Problem description: Count how many lines below include the string "changes", and give that number without anything else.

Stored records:
-.-.-

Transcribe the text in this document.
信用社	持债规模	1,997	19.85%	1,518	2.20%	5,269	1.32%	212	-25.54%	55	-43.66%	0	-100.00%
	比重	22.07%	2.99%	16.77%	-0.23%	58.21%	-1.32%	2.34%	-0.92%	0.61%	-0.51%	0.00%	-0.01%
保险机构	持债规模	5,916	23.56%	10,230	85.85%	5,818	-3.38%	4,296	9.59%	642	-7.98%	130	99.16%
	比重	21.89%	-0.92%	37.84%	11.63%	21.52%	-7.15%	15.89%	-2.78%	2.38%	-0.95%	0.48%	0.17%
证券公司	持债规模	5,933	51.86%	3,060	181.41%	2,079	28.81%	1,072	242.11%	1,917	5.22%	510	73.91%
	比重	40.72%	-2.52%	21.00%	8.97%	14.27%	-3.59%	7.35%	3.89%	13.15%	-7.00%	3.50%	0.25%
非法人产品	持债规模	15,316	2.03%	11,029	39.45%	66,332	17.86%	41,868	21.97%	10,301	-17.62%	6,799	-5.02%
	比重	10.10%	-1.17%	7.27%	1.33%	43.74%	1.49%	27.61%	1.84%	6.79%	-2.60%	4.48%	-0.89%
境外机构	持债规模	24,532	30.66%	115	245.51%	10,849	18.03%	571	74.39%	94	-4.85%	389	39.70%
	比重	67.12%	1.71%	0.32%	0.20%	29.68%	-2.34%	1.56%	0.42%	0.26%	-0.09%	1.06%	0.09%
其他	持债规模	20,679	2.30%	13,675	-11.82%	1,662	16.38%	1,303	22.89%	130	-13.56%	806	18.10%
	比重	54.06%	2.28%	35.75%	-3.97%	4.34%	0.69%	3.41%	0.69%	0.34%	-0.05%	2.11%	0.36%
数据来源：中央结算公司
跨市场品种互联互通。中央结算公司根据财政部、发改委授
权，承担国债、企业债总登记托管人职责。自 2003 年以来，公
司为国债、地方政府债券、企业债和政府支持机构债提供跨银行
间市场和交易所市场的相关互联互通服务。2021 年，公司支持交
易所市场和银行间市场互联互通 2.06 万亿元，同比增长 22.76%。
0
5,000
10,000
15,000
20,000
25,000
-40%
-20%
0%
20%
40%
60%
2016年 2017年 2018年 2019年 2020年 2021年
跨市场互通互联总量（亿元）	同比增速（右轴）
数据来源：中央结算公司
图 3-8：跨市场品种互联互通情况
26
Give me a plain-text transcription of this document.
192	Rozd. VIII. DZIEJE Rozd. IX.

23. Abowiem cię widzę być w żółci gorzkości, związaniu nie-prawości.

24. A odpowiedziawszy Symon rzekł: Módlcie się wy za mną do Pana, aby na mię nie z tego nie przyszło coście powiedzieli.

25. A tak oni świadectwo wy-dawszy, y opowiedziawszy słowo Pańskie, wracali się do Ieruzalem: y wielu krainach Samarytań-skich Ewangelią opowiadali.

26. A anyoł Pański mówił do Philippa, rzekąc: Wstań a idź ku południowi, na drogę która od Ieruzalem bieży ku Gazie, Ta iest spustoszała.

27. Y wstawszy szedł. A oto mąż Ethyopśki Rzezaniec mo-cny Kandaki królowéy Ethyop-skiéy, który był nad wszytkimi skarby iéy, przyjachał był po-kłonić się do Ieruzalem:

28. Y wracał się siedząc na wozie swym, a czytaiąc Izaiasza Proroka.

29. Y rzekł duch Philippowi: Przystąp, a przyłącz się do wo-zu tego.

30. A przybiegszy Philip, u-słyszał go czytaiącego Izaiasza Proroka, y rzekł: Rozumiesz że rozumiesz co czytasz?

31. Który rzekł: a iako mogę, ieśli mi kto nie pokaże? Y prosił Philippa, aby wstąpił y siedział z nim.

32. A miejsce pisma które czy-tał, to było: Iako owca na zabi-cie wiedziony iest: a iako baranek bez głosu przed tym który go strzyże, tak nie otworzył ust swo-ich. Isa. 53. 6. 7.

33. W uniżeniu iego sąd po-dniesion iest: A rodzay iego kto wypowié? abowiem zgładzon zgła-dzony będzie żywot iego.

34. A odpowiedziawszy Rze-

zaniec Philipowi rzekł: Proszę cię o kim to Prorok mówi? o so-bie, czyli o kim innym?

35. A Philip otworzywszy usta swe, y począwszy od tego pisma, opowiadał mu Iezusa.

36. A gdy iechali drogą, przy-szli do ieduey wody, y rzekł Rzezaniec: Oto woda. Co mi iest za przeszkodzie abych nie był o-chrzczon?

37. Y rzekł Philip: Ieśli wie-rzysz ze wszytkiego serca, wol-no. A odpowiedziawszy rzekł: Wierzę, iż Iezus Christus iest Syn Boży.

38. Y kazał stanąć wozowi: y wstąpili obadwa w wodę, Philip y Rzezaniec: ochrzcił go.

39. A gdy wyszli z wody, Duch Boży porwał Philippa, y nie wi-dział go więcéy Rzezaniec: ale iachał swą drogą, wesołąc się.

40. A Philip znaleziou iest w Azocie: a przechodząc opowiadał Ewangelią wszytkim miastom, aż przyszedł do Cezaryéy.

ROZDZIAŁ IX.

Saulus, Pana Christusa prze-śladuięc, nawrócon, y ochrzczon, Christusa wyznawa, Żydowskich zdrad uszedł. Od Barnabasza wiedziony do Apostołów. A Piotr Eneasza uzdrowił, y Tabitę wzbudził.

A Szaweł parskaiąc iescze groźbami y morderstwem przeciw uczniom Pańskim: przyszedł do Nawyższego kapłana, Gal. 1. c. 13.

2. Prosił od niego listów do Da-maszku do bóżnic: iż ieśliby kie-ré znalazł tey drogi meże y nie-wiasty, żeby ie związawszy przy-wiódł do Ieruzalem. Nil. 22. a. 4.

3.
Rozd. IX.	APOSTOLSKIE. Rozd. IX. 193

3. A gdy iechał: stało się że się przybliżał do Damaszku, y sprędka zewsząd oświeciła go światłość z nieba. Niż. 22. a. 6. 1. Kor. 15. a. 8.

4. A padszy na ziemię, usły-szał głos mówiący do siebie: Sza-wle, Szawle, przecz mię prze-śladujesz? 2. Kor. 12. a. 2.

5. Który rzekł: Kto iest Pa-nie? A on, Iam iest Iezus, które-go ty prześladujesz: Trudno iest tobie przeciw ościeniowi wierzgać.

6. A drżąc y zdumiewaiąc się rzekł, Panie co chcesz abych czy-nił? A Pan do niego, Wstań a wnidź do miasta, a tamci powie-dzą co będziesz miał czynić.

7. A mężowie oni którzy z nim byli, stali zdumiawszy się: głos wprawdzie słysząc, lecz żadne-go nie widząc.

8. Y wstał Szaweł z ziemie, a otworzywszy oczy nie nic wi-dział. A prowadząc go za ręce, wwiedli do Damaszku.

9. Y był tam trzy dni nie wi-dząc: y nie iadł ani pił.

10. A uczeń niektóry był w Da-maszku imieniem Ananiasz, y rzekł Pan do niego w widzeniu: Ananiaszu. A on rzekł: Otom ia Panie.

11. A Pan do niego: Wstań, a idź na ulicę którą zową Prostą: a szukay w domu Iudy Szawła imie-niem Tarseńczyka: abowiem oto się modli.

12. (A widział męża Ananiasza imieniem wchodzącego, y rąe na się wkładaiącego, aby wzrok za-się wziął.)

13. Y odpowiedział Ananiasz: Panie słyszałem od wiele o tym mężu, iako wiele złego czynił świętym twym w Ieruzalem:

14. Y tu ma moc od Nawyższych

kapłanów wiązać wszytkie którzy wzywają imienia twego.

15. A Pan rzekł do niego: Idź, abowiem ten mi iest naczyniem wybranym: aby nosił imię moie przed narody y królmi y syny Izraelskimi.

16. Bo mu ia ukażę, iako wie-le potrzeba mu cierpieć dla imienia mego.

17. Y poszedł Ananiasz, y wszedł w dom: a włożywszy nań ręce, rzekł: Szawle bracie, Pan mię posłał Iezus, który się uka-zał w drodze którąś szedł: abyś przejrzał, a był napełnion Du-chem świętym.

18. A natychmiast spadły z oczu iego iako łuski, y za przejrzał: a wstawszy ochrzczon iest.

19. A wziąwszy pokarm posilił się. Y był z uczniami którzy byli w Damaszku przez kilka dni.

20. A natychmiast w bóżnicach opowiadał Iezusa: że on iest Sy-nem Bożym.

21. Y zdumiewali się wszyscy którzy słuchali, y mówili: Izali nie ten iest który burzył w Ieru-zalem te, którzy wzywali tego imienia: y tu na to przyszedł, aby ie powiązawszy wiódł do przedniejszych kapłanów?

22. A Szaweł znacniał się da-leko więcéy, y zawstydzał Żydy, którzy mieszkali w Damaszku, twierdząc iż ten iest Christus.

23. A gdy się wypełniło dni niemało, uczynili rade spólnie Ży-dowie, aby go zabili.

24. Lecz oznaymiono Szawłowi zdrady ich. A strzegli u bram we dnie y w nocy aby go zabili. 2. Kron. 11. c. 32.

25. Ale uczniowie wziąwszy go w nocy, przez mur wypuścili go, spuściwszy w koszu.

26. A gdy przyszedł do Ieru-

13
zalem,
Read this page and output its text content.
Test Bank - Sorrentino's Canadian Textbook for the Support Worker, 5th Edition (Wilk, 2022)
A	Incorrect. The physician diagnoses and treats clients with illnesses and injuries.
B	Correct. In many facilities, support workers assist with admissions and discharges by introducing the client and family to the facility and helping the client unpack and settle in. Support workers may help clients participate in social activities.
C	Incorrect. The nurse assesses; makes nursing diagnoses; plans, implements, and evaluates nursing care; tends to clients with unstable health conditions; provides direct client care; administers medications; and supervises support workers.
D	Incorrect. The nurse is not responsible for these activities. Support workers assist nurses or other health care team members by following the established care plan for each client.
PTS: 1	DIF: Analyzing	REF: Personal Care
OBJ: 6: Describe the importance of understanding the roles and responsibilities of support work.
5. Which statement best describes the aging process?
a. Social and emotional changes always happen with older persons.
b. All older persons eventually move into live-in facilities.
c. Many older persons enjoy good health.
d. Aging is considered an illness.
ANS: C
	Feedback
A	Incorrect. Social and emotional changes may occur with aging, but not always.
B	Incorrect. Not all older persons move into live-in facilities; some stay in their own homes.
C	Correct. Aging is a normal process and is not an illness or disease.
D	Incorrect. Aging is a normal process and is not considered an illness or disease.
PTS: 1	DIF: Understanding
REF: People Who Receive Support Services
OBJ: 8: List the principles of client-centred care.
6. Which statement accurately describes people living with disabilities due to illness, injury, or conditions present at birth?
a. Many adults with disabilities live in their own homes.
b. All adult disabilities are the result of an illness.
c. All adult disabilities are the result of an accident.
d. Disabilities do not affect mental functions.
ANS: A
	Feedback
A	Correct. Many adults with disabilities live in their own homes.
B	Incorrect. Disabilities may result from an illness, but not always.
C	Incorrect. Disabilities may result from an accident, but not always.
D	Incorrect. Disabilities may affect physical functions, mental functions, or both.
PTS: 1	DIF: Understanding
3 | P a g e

-.-.-

Written response: 2